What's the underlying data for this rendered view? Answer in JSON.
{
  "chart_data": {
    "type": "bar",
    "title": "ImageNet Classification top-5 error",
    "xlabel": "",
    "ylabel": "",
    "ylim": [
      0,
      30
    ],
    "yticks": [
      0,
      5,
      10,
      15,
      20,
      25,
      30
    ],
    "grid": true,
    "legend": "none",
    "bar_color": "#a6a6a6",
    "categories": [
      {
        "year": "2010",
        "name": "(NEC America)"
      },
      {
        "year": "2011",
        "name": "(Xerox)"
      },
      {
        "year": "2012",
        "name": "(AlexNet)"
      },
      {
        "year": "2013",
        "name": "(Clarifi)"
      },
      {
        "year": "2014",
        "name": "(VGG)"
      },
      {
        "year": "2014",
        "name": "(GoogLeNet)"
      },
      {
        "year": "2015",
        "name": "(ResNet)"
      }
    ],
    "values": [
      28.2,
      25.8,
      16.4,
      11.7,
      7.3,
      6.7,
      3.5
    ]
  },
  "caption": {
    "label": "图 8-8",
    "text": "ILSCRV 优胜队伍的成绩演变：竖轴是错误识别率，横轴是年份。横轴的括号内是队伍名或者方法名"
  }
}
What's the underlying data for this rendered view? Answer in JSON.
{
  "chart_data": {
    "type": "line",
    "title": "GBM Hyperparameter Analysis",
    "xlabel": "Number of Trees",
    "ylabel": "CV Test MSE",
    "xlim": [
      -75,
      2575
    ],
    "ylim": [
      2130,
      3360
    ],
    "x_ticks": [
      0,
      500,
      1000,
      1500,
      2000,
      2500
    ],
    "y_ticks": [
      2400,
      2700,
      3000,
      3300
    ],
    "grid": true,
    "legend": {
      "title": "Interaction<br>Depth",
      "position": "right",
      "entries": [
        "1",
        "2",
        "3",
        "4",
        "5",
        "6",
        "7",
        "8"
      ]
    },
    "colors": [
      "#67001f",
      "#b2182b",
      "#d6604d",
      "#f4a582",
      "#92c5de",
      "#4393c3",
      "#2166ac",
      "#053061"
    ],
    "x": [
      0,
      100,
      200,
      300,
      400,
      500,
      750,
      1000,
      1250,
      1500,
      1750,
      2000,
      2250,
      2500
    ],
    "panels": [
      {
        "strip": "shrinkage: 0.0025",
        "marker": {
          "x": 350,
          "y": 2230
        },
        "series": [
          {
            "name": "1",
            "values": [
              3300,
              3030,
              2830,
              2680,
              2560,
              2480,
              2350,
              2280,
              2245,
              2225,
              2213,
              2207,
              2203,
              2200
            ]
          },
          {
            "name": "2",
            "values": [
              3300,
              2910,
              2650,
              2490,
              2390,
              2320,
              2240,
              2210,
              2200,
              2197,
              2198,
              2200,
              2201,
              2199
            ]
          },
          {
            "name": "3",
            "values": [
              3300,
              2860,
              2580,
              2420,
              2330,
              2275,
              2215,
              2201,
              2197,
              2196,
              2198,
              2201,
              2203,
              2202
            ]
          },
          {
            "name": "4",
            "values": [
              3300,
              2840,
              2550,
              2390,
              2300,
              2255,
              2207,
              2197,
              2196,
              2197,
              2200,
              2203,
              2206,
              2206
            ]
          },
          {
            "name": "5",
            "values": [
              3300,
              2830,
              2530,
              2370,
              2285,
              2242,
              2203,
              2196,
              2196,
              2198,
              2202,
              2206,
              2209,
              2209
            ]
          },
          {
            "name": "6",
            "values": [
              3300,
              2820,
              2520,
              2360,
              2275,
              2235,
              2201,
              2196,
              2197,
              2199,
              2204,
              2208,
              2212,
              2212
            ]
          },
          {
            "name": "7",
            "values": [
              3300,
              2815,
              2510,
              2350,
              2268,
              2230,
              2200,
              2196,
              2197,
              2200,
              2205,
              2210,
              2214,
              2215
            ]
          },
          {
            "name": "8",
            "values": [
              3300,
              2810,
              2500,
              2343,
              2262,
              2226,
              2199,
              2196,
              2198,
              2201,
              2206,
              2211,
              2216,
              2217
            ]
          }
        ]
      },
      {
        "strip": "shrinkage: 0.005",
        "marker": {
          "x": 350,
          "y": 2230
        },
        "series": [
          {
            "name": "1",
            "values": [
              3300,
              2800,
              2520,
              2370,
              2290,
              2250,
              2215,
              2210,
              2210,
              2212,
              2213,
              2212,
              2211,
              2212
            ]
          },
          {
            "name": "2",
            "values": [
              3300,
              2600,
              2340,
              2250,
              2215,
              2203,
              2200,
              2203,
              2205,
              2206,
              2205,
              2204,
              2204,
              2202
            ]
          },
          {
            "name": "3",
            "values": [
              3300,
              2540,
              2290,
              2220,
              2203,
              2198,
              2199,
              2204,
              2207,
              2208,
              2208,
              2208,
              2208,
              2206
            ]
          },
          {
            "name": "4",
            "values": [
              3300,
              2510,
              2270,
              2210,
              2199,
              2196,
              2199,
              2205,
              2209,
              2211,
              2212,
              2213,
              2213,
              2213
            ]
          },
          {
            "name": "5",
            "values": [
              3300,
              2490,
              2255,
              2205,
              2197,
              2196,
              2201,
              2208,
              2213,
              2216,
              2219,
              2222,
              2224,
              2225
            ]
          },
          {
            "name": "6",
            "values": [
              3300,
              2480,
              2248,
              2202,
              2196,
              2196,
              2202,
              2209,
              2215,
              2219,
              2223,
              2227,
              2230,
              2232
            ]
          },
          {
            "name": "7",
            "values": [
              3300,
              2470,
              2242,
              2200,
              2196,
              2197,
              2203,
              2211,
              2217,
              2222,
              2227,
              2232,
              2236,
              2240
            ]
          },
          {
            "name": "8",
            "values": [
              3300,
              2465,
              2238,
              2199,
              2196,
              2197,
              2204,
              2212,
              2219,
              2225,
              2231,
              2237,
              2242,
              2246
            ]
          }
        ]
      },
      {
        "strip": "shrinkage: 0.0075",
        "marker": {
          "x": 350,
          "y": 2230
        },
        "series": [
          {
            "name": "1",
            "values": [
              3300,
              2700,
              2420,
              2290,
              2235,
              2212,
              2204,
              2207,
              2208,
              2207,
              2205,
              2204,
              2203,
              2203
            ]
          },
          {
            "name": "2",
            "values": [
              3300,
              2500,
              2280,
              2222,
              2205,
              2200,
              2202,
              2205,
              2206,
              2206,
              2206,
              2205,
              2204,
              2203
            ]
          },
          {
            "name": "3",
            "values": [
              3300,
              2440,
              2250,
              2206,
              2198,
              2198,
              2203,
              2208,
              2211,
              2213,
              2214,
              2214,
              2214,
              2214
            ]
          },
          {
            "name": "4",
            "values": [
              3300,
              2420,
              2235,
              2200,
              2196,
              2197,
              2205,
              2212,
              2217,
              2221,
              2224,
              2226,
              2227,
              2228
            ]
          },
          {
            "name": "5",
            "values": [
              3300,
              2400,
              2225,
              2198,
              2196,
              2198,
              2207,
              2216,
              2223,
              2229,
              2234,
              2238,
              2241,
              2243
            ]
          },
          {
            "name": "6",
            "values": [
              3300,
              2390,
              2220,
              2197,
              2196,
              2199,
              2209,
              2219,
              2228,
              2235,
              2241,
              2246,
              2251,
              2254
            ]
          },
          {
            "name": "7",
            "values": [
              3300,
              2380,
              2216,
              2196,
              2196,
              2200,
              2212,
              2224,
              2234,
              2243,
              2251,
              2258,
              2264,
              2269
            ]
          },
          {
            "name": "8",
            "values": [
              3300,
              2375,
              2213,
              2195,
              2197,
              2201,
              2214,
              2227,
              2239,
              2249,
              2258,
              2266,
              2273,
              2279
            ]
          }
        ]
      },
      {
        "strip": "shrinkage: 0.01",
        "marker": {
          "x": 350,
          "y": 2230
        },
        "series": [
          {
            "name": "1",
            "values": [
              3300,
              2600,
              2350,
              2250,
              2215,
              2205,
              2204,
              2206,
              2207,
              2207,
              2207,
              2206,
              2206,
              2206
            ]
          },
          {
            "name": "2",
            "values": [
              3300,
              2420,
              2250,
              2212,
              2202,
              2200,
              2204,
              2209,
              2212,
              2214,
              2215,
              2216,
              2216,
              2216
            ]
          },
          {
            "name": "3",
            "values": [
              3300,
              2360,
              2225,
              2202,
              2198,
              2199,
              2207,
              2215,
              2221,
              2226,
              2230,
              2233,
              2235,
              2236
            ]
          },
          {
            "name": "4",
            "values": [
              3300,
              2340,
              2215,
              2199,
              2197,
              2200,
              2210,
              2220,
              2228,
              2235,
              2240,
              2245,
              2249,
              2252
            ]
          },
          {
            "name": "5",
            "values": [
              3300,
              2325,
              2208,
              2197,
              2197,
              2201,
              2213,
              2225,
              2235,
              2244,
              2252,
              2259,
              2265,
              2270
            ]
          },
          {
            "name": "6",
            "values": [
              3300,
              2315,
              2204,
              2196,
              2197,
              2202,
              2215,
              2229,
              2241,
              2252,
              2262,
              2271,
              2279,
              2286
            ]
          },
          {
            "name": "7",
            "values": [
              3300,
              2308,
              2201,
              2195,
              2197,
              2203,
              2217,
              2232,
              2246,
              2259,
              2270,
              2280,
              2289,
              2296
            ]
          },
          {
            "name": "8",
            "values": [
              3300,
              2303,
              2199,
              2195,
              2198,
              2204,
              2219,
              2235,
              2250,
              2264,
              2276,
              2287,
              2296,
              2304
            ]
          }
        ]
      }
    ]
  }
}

○ ○ ○ ○

▶ [Exercise]: Tally the lines in the listing that hold "strip" and report the number alone.

▶ [Exercise solution]: 4